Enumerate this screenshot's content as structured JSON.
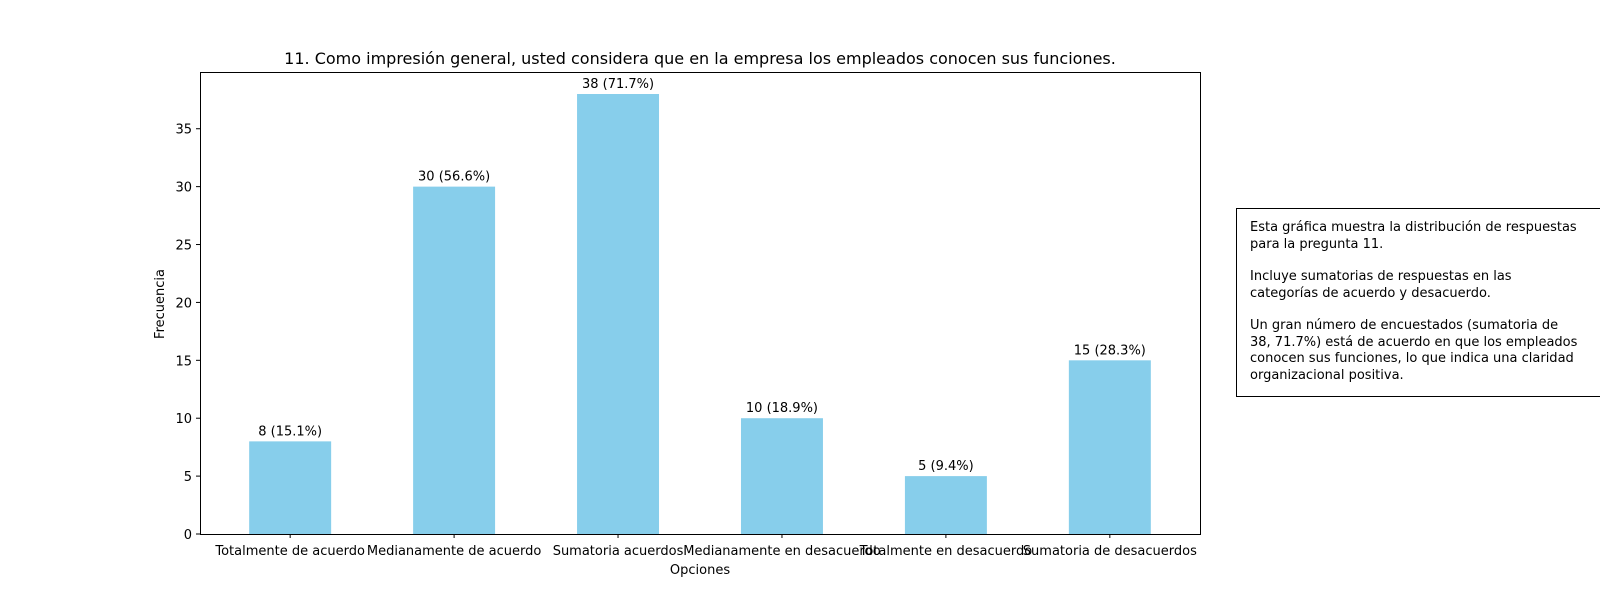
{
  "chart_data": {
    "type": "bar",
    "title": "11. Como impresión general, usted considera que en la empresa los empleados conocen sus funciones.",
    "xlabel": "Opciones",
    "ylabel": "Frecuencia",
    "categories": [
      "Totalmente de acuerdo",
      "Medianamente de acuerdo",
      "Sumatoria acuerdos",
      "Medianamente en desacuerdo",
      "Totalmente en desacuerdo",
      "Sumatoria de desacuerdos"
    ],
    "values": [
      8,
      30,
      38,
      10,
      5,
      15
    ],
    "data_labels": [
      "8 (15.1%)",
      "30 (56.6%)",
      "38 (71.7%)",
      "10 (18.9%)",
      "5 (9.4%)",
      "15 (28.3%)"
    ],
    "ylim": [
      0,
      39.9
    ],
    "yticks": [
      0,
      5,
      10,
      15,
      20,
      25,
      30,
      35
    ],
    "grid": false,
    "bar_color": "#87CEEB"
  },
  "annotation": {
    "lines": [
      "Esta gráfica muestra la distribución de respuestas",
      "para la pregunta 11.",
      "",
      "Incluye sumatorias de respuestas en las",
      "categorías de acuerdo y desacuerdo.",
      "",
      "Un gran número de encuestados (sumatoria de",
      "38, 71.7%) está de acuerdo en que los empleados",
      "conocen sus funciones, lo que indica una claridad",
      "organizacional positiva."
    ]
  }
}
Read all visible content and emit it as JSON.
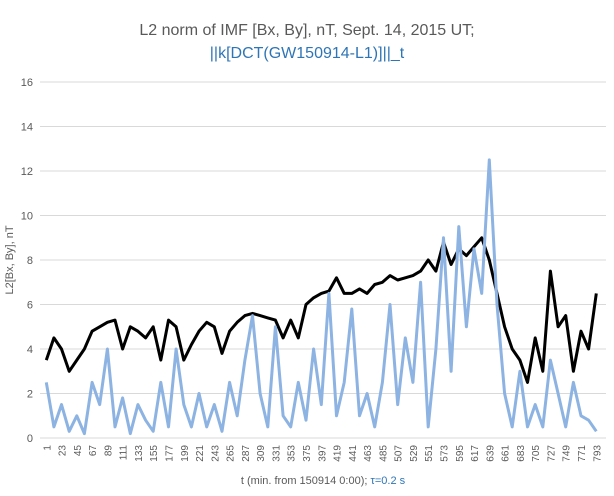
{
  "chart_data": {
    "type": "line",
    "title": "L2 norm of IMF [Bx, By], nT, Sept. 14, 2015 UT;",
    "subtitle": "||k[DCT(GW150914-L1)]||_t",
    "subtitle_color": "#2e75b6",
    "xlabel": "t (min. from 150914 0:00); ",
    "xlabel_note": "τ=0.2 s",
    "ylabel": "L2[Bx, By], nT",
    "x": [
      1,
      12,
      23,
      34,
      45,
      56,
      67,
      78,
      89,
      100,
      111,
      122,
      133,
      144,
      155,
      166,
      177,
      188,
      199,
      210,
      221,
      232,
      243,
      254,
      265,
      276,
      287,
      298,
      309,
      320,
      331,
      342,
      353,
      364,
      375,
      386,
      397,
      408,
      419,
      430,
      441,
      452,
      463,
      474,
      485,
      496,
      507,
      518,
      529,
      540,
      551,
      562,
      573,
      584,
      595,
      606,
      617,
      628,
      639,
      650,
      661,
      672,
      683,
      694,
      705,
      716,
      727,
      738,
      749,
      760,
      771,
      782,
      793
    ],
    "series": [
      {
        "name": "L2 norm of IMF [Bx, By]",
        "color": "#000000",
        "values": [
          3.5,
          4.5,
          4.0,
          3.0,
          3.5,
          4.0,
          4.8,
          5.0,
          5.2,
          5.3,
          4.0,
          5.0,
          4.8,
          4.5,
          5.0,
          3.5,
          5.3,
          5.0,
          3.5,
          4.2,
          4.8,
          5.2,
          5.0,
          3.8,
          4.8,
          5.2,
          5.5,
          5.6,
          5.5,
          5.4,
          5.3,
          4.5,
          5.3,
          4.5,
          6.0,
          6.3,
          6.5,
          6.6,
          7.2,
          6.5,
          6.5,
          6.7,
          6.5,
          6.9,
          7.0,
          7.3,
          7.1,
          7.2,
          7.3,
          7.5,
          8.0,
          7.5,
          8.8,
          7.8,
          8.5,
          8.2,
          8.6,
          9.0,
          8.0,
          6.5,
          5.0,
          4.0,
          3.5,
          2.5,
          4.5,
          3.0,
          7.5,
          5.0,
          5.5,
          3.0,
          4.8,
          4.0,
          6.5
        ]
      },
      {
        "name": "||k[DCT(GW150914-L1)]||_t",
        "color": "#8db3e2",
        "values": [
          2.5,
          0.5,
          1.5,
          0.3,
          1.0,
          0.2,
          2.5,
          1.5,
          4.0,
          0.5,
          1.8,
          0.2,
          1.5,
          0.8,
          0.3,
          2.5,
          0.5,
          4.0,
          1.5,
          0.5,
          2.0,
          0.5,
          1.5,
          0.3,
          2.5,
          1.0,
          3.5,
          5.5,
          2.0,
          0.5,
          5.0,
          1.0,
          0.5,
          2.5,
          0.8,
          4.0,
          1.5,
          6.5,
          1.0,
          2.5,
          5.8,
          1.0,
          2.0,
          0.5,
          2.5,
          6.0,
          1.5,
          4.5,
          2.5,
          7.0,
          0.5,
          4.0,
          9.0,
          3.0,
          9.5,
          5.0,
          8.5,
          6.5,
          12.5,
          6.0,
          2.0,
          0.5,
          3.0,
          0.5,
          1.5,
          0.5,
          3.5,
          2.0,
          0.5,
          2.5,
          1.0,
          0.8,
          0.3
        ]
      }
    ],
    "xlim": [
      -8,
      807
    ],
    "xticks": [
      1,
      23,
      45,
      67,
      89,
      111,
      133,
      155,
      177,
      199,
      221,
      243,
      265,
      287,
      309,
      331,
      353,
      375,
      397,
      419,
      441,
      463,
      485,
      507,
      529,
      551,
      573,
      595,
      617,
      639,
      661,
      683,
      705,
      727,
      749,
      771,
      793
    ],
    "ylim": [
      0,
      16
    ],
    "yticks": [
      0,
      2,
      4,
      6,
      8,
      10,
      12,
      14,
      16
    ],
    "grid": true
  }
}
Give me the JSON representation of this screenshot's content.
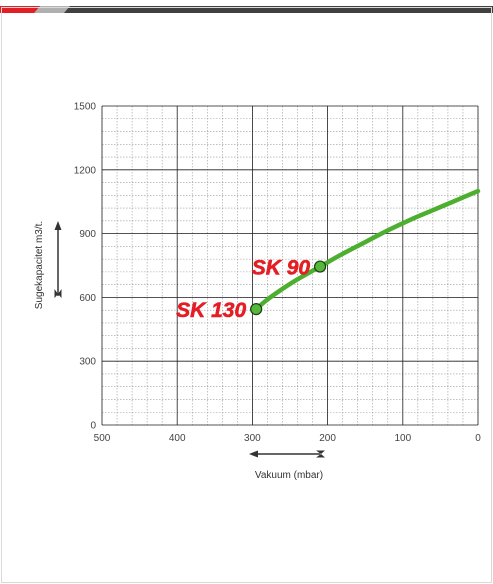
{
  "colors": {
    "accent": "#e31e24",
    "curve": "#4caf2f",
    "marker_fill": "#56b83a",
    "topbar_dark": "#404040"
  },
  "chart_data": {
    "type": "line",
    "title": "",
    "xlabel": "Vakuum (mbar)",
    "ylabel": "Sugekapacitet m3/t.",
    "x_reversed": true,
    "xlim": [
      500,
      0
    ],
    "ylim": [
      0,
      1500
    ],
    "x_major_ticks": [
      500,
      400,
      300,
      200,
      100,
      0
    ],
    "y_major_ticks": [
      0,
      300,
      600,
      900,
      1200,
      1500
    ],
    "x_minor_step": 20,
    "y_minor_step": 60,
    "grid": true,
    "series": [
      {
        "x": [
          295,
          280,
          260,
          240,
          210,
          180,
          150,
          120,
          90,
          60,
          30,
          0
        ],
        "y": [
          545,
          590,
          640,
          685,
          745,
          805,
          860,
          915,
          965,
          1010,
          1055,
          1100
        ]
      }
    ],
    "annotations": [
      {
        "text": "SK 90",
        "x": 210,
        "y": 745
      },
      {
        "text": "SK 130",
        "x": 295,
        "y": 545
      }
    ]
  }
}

#####

# REQUIREMENTS:
Quote every record above exactly, leaving out the pictures.

# PROBLEM SOLUTION:
Enumerate this screenshot's content as structured JSON.
{
  "chart_data": {
    "type": "bar",
    "title": "11. Como impresión general, usted considera que en la empresa los empleados conocen sus funciones.",
    "xlabel": "Opciones",
    "ylabel": "Frecuencia",
    "categories": [
      "Totalmente de acuerdo",
      "Medianamente de acuerdo",
      "Sumatoria acuerdos",
      "Medianamente en desacuerdo",
      "Totalmente en desacuerdo",
      "Sumatoria de desacuerdos"
    ],
    "values": [
      8,
      30,
      38,
      10,
      5,
      15
    ],
    "data_labels": [
      "8 (15.1%)",
      "30 (56.6%)",
      "38 (71.7%)",
      "10 (18.9%)",
      "5 (9.4%)",
      "15 (28.3%)"
    ],
    "ylim": [
      0,
      39.9
    ],
    "yticks": [
      0,
      5,
      10,
      15,
      20,
      25,
      30,
      35
    ],
    "grid": false,
    "bar_color": "#87CEEB"
  },
  "annotation": {
    "lines": [
      "Esta gráfica muestra la distribución de respuestas",
      "para la pregunta 11.",
      "",
      "Incluye sumatorias de respuestas en las",
      "categorías de acuerdo y desacuerdo.",
      "",
      "Un gran número de encuestados (sumatoria de",
      "38, 71.7%) está de acuerdo en que los empleados",
      "conocen sus funciones, lo que indica una claridad",
      "organizacional positiva."
    ]
  }
}
Read all visible content and emit it as JSON.
{
  "chart_data": {
    "type": "line",
    "title": "L2 norm of IMF [Bx, By], nT, Sept. 14, 2015 UT;",
    "subtitle": "||k[DCT(GW150914-L1)]||_t",
    "subtitle_color": "#2e75b6",
    "xlabel": "t (min. from 150914 0:00); ",
    "xlabel_note": "τ=0.2 s",
    "ylabel": "L2[Bx, By], nT",
    "x": [
      1,
      12,
      23,
      34,
      45,
      56,
      67,
      78,
      89,
      100,
      111,
      122,
      133,
      144,
      155,
      166,
      177,
      188,
      199,
      210,
      221,
      232,
      243,
      254,
      265,
      276,
      287,
      298,
      309,
      320,
      331,
      342,
      353,
      364,
      375,
      386,
      397,
      408,
      419,
      430,
      441,
      452,
      463,
      474,
      485,
      496,
      507,
      518,
      529,
      540,
      551,
      562,
      573,
      584,
      595,
      606,
      617,
      628,
      639,
      650,
      661,
      672,
      683,
      694,
      705,
      716,
      727,
      738,
      749,
      760,
      771,
      782,
      793
    ],
    "series": [
      {
        "name": "L2 norm of IMF [Bx, By]",
        "color": "#000000",
        "values": [
          3.5,
          4.5,
          4.0,
          3.0,
          3.5,
          4.0,
          4.8,
          5.0,
          5.2,
          5.3,
          4.0,
          5.0,
          4.8,
          4.5,
          5.0,
          3.5,
          5.3,
          5.0,
          3.5,
          4.2,
          4.8,
          5.2,
          5.0,
          3.8,
          4.8,
          5.2,
          5.5,
          5.6,
          5.5,
          5.4,
          5.3,
          4.5,
          5.3,
          4.5,
          6.0,
          6.3,
          6.5,
          6.6,
          7.2,
          6.5,
          6.5,
          6.7,
          6.5,
          6.9,
          7.0,
          7.3,
          7.1,
          7.2,
          7.3,
          7.5,
          8.0,
          7.5,
          8.8,
          7.8,
          8.5,
          8.2,
          8.6,
          9.0,
          8.0,
          6.5,
          5.0,
          4.0,
          3.5,
          2.5,
          4.5,
          3.0,
          7.5,
          5.0,
          5.5,
          3.0,
          4.8,
          4.0,
          6.5
        ]
      },
      {
        "name": "||k[DCT(GW150914-L1)]||_t",
        "color": "#8db3e2",
        "values": [
          2.5,
          0.5,
          1.5,
          0.3,
          1.0,
          0.2,
          2.5,
          1.5,
          4.0,
          0.5,
          1.8,
          0.2,
          1.5,
          0.8,
          0.3,
          2.5,
          0.5,
          4.0,
          1.5,
          0.5,
          2.0,
          0.5,
          1.5,
          0.3,
          2.5,
          1.0,
          3.5,
          5.5,
          2.0,
          0.5,
          5.0,
          1.0,
          0.5,
          2.5,
          0.8,
          4.0,
          1.5,
          6.5,
          1.0,
          2.5,
          5.8,
          1.0,
          2.0,
          0.5,
          2.5,
          6.0,
          1.5,
          4.5,
          2.5,
          7.0,
          0.5,
          4.0,
          9.0,
          3.0,
          9.5,
          5.0,
          8.5,
          6.5,
          12.5,
          6.0,
          2.0,
          0.5,
          3.0,
          0.5,
          1.5,
          0.5,
          3.5,
          2.0,
          0.5,
          2.5,
          1.0,
          0.8,
          0.3
        ]
      }
    ],
    "xlim": [
      -8,
      807
    ],
    "xticks": [
      1,
      23,
      45,
      67,
      89,
      111,
      133,
      155,
      177,
      199,
      221,
      243,
      265,
      287,
      309,
      331,
      353,
      375,
      397,
      419,
      441,
      463,
      485,
      507,
      529,
      551,
      573,
      595,
      617,
      639,
      661,
      683,
      705,
      727,
      749,
      771,
      793
    ],
    "ylim": [
      0,
      16
    ],
    "yticks": [
      0,
      2,
      4,
      6,
      8,
      10,
      12,
      14,
      16
    ],
    "grid": true
  }
}
Give me the JSON representation of this screenshot's content.
{
  "colors": {
    "accent": "#e31e24",
    "curve": "#4caf2f",
    "marker_fill": "#56b83a",
    "topbar_dark": "#404040"
  },
  "chart_data": {
    "type": "line",
    "title": "",
    "xlabel": "Vakuum (mbar)",
    "ylabel": "Sugekapacitet m3/t.",
    "x_reversed": true,
    "xlim": [
      500,
      0
    ],
    "ylim": [
      0,
      1500
    ],
    "x_major_ticks": [
      500,
      400,
      300,
      200,
      100,
      0
    ],
    "y_major_ticks": [
      0,
      300,
      600,
      900,
      1200,
      1500
    ],
    "x_minor_step": 20,
    "y_minor_step": 60,
    "grid": true,
    "series": [
      {
        "x": [
          295,
          280,
          260,
          240,
          210,
          180,
          150,
          120,
          90,
          60,
          30,
          0
        ],
        "y": [
          545,
          590,
          640,
          685,
          745,
          805,
          860,
          915,
          965,
          1010,
          1055,
          1100
        ]
      }
    ],
    "annotations": [
      {
        "text": "SK 90",
        "x": 210,
        "y": 745
      },
      {
        "text": "SK 130",
        "x": 295,
        "y": 545
      }
    ]
  }
}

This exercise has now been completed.